Listing:

----------

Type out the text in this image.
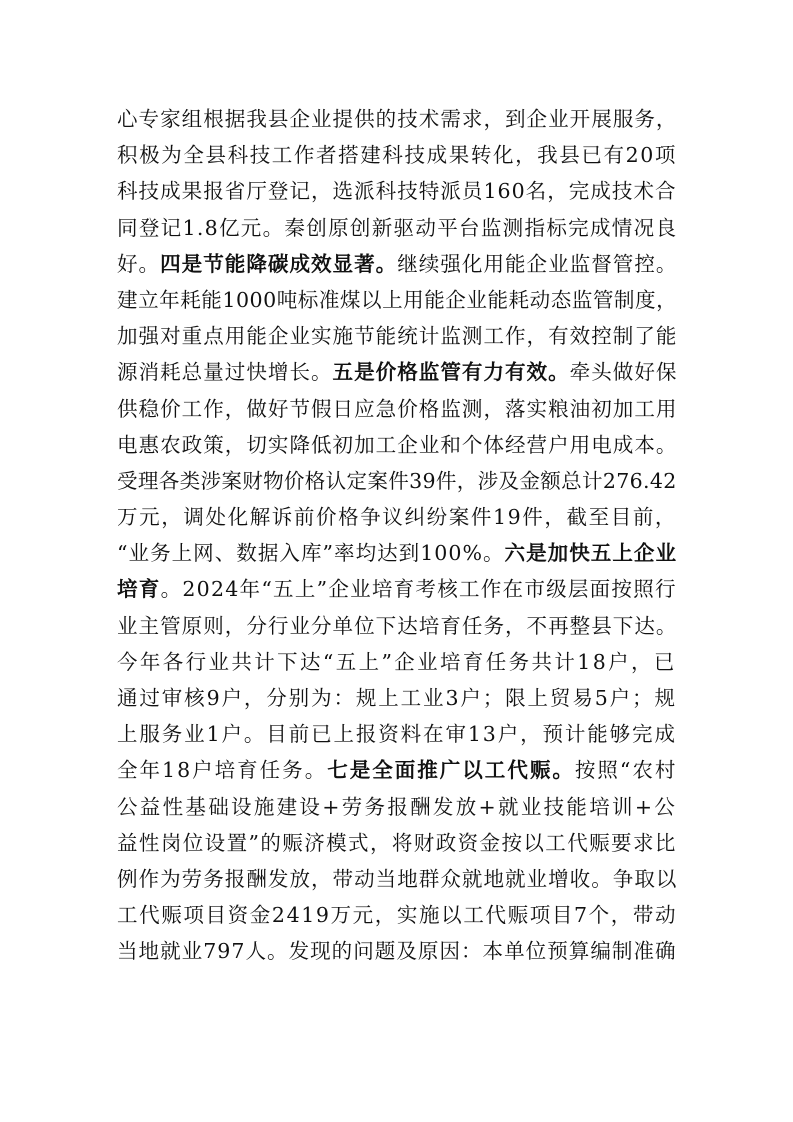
心专家组根据我县企业提供的技术需求，到企业开展服务，
积极为全县科技工作者搭建科技成果转化，我县已有20项
科技成果报省厅登记，选派科技特派员160名，完成技术合
同登记1.8亿元。秦创原创新驱动平台监测指标完成情况良
好。四是节能降碳成效显著。继续强化用能企业监督管控。
建立年耗能1000吨标准煤以上用能企业能耗动态监管制度，
加强对重点用能企业实施节能统计监测工作，有效控制了能
源消耗总量过快增长。五是价格监管有力有效。牵头做好保
供稳价工作，做好节假日应急价格监测，落实粮油初加工用
电惠农政策，切实降低初加工企业和个体经营户用电成本。
受理各类涉案财物价格认定案件39件，涉及金额总计276.42
万元，调处化解诉前价格争议纠纷案件19件，截至目前，
“业务上网、数据入库”率均达到100%。六是加快五上企业
培育。2024年“五上”企业培育考核工作在市级层面按照行
业主管原则，分行业分单位下达培育任务，不再整县下达。
今年各行业共计下达“五上”企业培育任务共计18户，已
通过审核9户，分别为：规上工业3户；限上贸易5户；规
上服务业1户。目前已上报资料在审13户，预计能够完成
全年18户培育任务。七是全面推广以工代赈。按照“农村
公益性基础设施建设+劳务报酬发放+就业技能培训+公
益性岗位设置”的赈济模式，将财政资金按以工代赈要求比
例作为劳务报酬发放，带动当地群众就地就业增收。争取以
工代赈项目资金2419万元，实施以工代赈项目7个，带动
当地就业797人。发现的问题及原因：本单位预算编制准确
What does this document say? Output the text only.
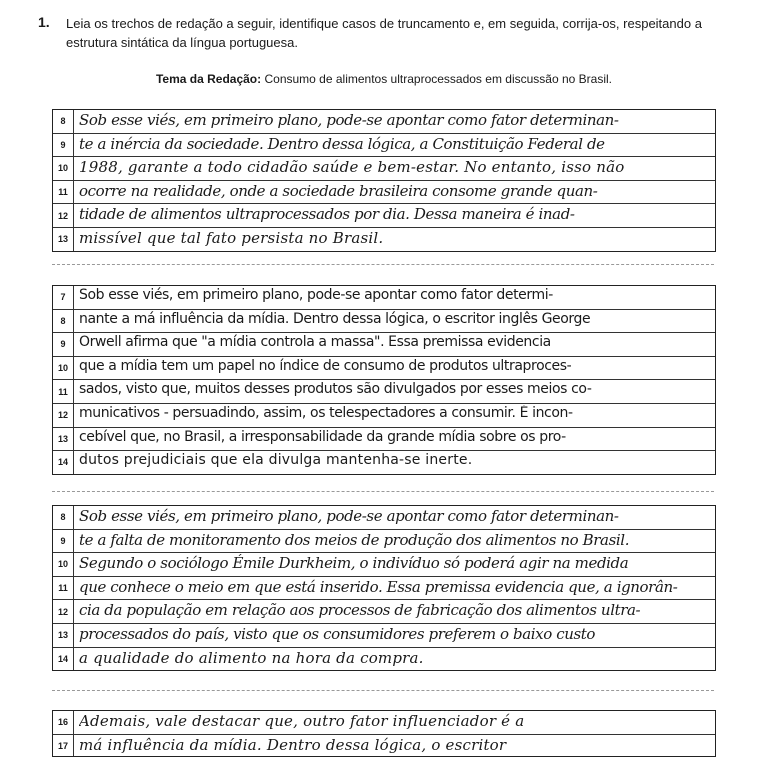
1. Leia os trechos de redação a seguir, identifique casos de truncamento e, em seguida, corrija-os, respeitando a estrutura sintática da língua portuguesa.
Tema da Redação: Consumo de alimentos ultraprocessados em discussão no Brasil.
8 Sob esse viés, em primeiro plano, pode-se apontar como fator determinan-
9 te a inércia da sociedade. Dentro dessa lógica, a Constituição Federal de
10 1988, garante a todo cidadão saúde e bem-estar. No entanto, isso não
11 ocorre na realidade, onde a sociedade brasileira consome grande quan-
12 tidade de alimentos ultraprocessados por dia. Dessa maneira é inad-
13 missível que tal fato persista no Brasil.
7 Sob esse viés, em primeiro plano, pode-se apontar como fator determi-
8 nante a má influência da mídia. Dentro dessa lógica, o escritor inglês George
9 Orwell afirma que "a mídia controla a massa". Essa premissa evidencia
10 que a mídia tem um papel no índice de consumo de produtos ultraproces-
11 sados, visto que, muitos desses produtos são divulgados por esses meios co-
12 municativos - persuadindo, assim, os telespectadores a consumir. É incon-
13 cebível que, no Brasil, a irresponsabilidade da grande mídia sobre os pro-
14 dutos prejudiciais que ela divulga mantenha-se inerte.
8 Sob esse viés, em primeiro plano, pode-se apontar como fator determinan-
9 te a falta de monitoramento dos meios de produção dos alimentos no Brasil.
10 Segundo o sociólogo Émile Durkheim, o indivíduo só poderá agir na medida
11 que conhece o meio em que está inserido. Essa premissa evidencia que, a ignorân-
12 cia da população em relação aos processos de fabricação dos alimentos ultra-
13 processados do país, visto que os consumidores preferem o baixo custo
14 a qualidade do alimento na hora da compra.
16 Ademais, vale destacar que, outro fator influenciador é a
17 má influência da mídia. Dentro dessa lógica, o escritor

----------

Exercise: Tally the lines of the preceding listing in which the word "grande" appears; state nothing but the total.

Worked answer: 2